◆ **Instruction**:
The line that contains "What text is on this page?" and every line after it, down to the last one, must be restated word for word, with no pictures.

────────────────

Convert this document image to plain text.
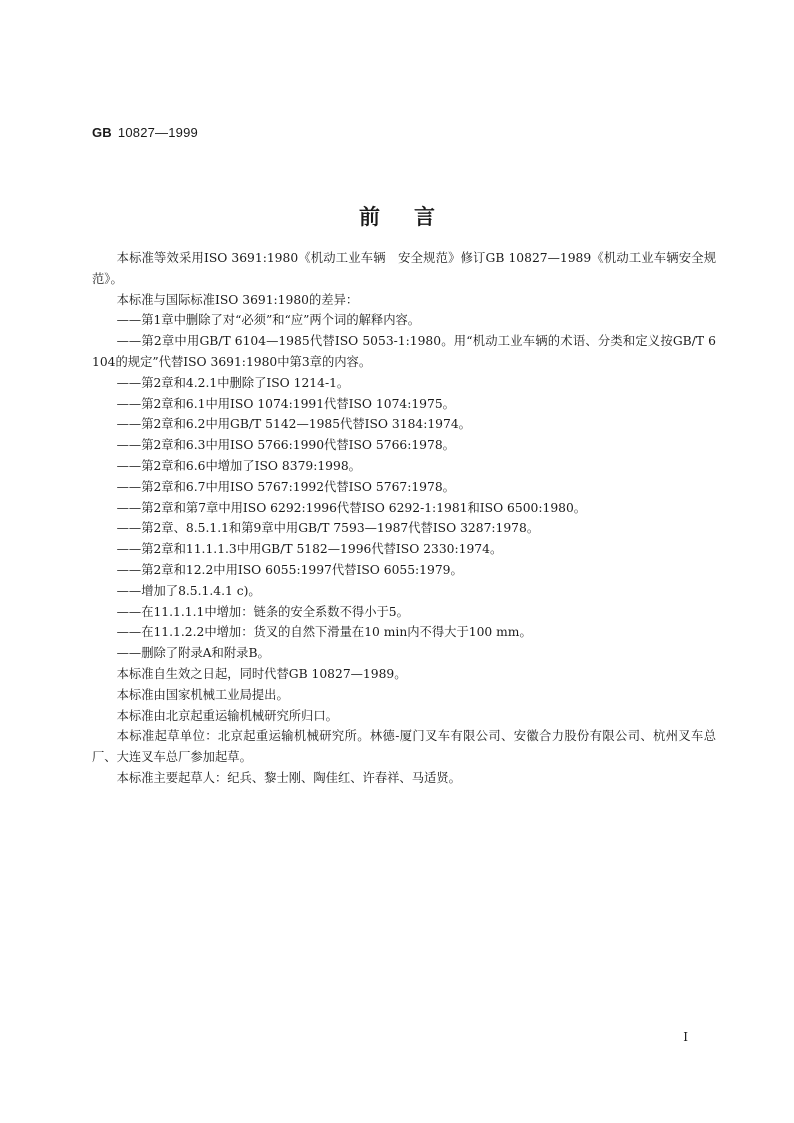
GB 10827—1999
前言

本标准等效采用ISO 3691:1980《机动工业车辆　安全规范》修订GB 10827—1989《机动工业车辆安全规范》。

本标准与国际标准ISO 3691:1980的差异：

——第1章中删除了对“必须”和“应”两个词的解释内容。

——第2章中用GB/T 6104—1985代替ISO 5053-1:1980。用“机动工业车辆的术语、分类和定义按GB/T 6104的规定”代替ISO 3691:1980中第3章的内容。

——第2章和4.2.1中删除了ISO 1214-1。

——第2章和6.1中用ISO 1074:1991代替ISO 1074:1975。

——第2章和6.2中用GB/T 5142—1985代替ISO 3184:1974。

——第2章和6.3中用ISO 5766:1990代替ISO 5766:1978。

——第2章和6.6中增加了ISO 8379:1998。

——第2章和6.7中用ISO 5767:1992代替ISO 5767:1978。

——第2章和第7章中用ISO 6292:1996代替ISO 6292-1:1981和ISO 6500:1980。

——第2章、8.5.1.1和第9章中用GB/T 7593—1987代替ISO 3287:1978。

——第2章和11.1.1.3中用GB/T 5182—1996代替ISO 2330:1974。

——第2章和12.2中用ISO 6055:1997代替ISO 6055:1979。

——增加了8.5.1.4.1 c)。

——在11.1.1.1中增加：链条的安全系数不得小于5。

——在11.1.2.2中增加：货叉的自然下滑量在10 min内不得大于100 mm。

——删除了附录A和附录B。

本标准自生效之日起，同时代替GB 10827—1989。

本标准由国家机械工业局提出。

本标准由北京起重运输机械研究所归口。

本标准起草单位：北京起重运输机械研究所。林德-厦门叉车有限公司、安徽合力股份有限公司、杭州叉车总厂、大连叉车总厂参加起草。

本标准主要起草人：纪兵、黎士刚、陶佳红、许春祥、马适贤。

I
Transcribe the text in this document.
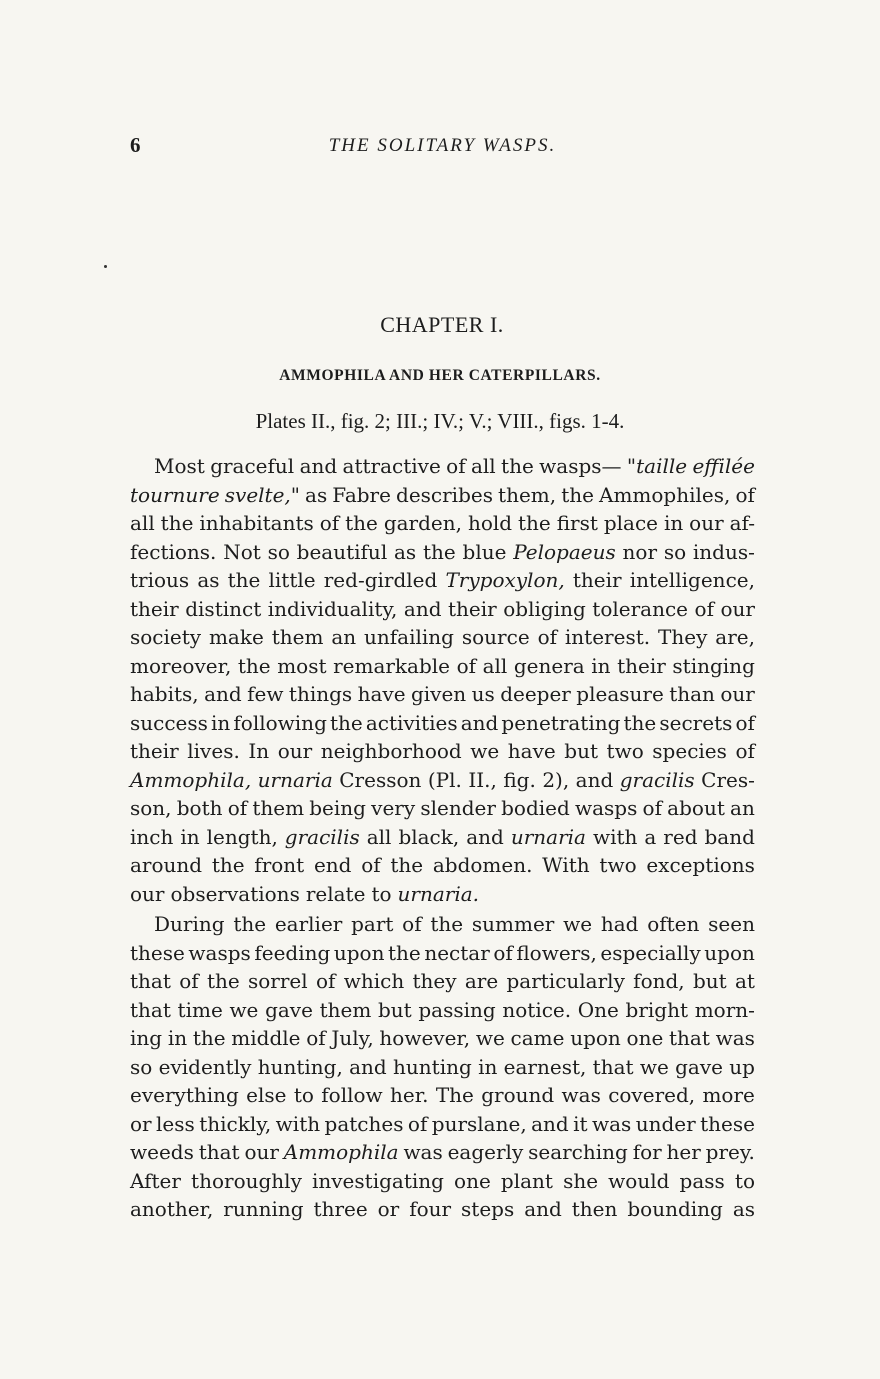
6	THE SOLITARY WASPS.
CHAPTER I.
AMMOPHILA AND HER CATERPILLARS.
Plates II., fig. 2; III.; IV.; V.; VIII., figs. 1-4.
Most graceful and attractive of all the wasps— "taille effilée
tournure svelte," as Fabre describes them, the Ammophiles, of
all the inhabitants of the garden, hold the first place in our af-
fections. Not so beautiful as the blue Pelopaeus nor so indus-
trious as the little red-girdled Trypoxylon, their intelligence,
their distinct individuality, and their obliging tolerance of our
society make them an unfailing source of interest. They are,
moreover, the most remarkable of all genera in their stinging
habits, and few things have given us deeper pleasure than our
success in following the activities and penetrating the secrets of
their lives. In our neighborhood we have but two species of
Ammophila, urnaria Cresson (Pl. II., fig. 2), and gracilis Cres-
son, both of them being very slender bodied wasps of about an
inch in length, gracilis all black, and urnaria with a red band
around the front end of the abdomen. With two exceptions
our observations relate to urnaria.
During the earlier part of the summer we had often seen
these wasps feeding upon the nectar of flowers, especially upon
that of the sorrel of which they are particularly fond, but at
that time we gave them but passing notice. One bright morn-
ing in the middle of July, however, we came upon one that was
so evidently hunting, and hunting in earnest, that we gave up
everything else to follow her. The ground was covered, more
or less thickly, with patches of purslane, and it was under these
weeds that our Ammophila was eagerly searching for her prey.
After thoroughly investigating one plant she would pass to
another, running three or four steps and then bounding as
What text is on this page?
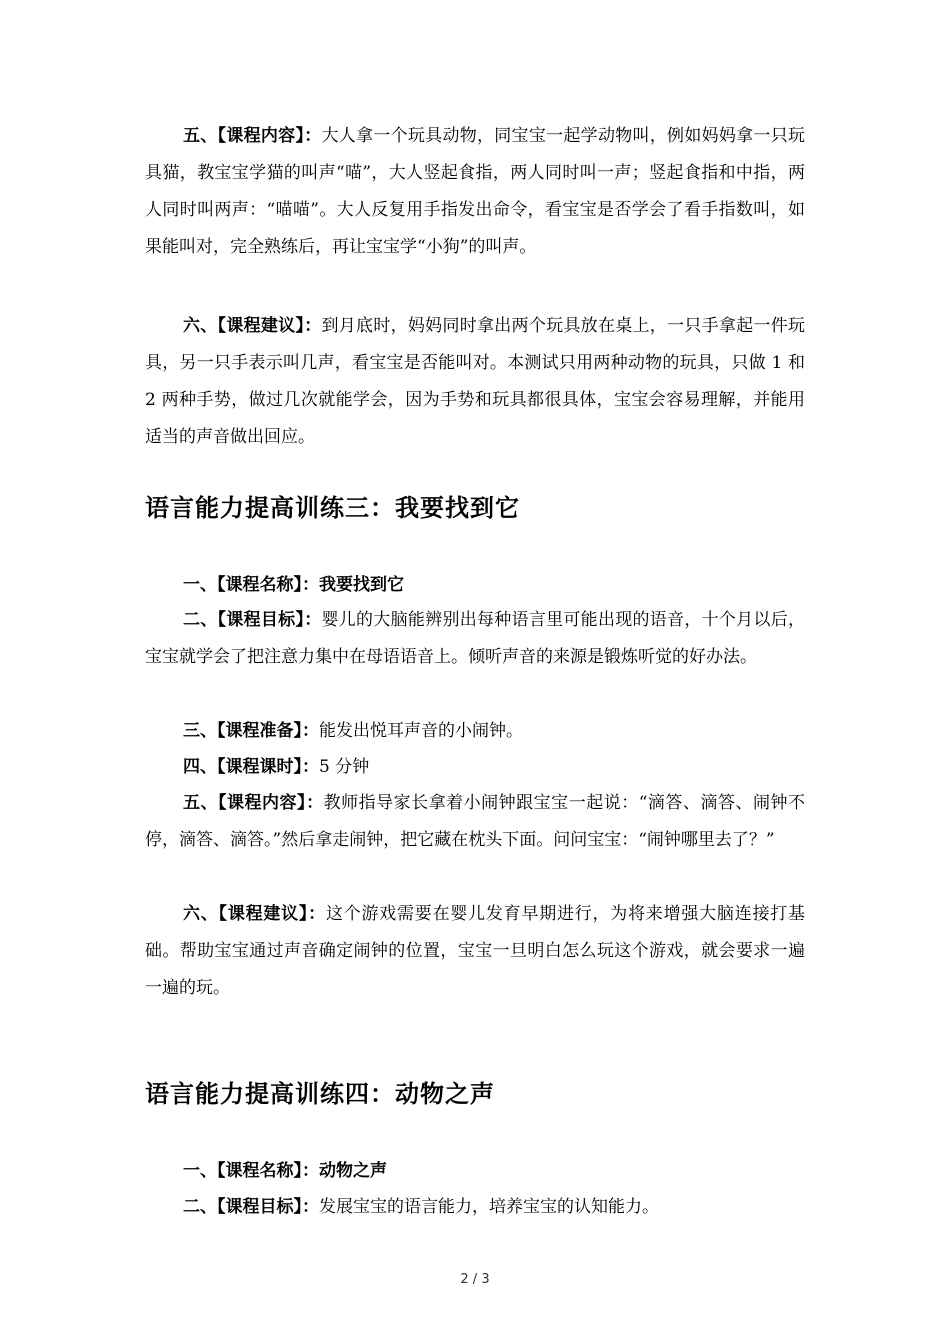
五、【课程内容】：大人拿一个玩具动物，同宝宝一起学动物叫，例如妈妈拿一只玩具猫，教宝宝学猫的叫声“喵”，大人竖起食指，两人同时叫一声；竖起食指和中指，两人同时叫两声：“喵喵”。大人反复用手指发出命令，看宝宝是否学会了看手指数叫，如果能叫对，完全熟练后，再让宝宝学“小狗”的叫声。

六、【课程建议】：到月底时，妈妈同时拿出两个玩具放在桌上，一只手拿起一件玩具，另一只手表示叫几声，看宝宝是否能叫对。本测试只用两种动物的玩具，只做 1 和 2 两种手势，做过几次就能学会，因为手势和玩具都很具体，宝宝会容易理解，并能用适当的声音做出回应。

语言能力提高训练三：我要找到它

一、【课程名称】：我要找到它

二、【课程目标】：婴儿的大脑能辨别出每种语言里可能出现的语音，十个月以后，宝宝就学会了把注意力集中在母语语音上。倾听声音的来源是锻炼听觉的好办法。

三、【课程准备】：能发出悦耳声音的小闹钟。

四、【课程课时】：5 分钟

五、【课程内容】：教师指导家长拿着小闹钟跟宝宝一起说：“滴答、滴答、闹钟不停，滴答、滴答。”然后拿走闹钟，把它藏在枕头下面。问问宝宝：“闹钟哪里去了？”

六、【课程建议】：这个游戏需要在婴儿发育早期进行，为将来增强大脑连接打基础。帮助宝宝通过声音确定闹钟的位置，宝宝一旦明白怎么玩这个游戏，就会要求一遍一遍的玩。

语言能力提高训练四：动物之声

一、【课程名称】：动物之声

二、【课程目标】：发展宝宝的语言能力，培养宝宝的认知能力。

2 / 3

────────────────

◆ **Final answer**:
What text is on this page?
五、【课程内容】：大人拿一个玩具动物，同宝宝一起学动物叫，例如妈妈拿一只玩具猫，教宝宝学猫的叫声“喵”，大人竖起食指，两人同时叫一声；竖起食指和中指，两人同时叫两声：“喵喵”。大人反复用手指发出命令，看宝宝是否学会了看手指数叫，如果能叫对，完全熟练后，再让宝宝学“小狗”的叫声。

六、【课程建议】：到月底时，妈妈同时拿出两个玩具放在桌上，一只手拿起一件玩具，另一只手表示叫几声，看宝宝是否能叫对。本测试只用两种动物的玩具，只做 1 和 2 两种手势，做过几次就能学会，因为手势和玩具都很具体，宝宝会容易理解，并能用适当的声音做出回应。

语言能力提高训练三：我要找到它

一、【课程名称】：我要找到它

二、【课程目标】：婴儿的大脑能辨别出每种语言里可能出现的语音，十个月以后，宝宝就学会了把注意力集中在母语语音上。倾听声音的来源是锻炼听觉的好办法。

三、【课程准备】：能发出悦耳声音的小闹钟。

四、【课程课时】：5 分钟

五、【课程内容】：教师指导家长拿着小闹钟跟宝宝一起说：“滴答、滴答、闹钟不停，滴答、滴答。”然后拿走闹钟，把它藏在枕头下面。问问宝宝：“闹钟哪里去了？”

六、【课程建议】：这个游戏需要在婴儿发育早期进行，为将来增强大脑连接打基础。帮助宝宝通过声音确定闹钟的位置，宝宝一旦明白怎么玩这个游戏，就会要求一遍一遍的玩。

语言能力提高训练四：动物之声

一、【课程名称】：动物之声

二、【课程目标】：发展宝宝的语言能力，培养宝宝的认知能力。

2 / 3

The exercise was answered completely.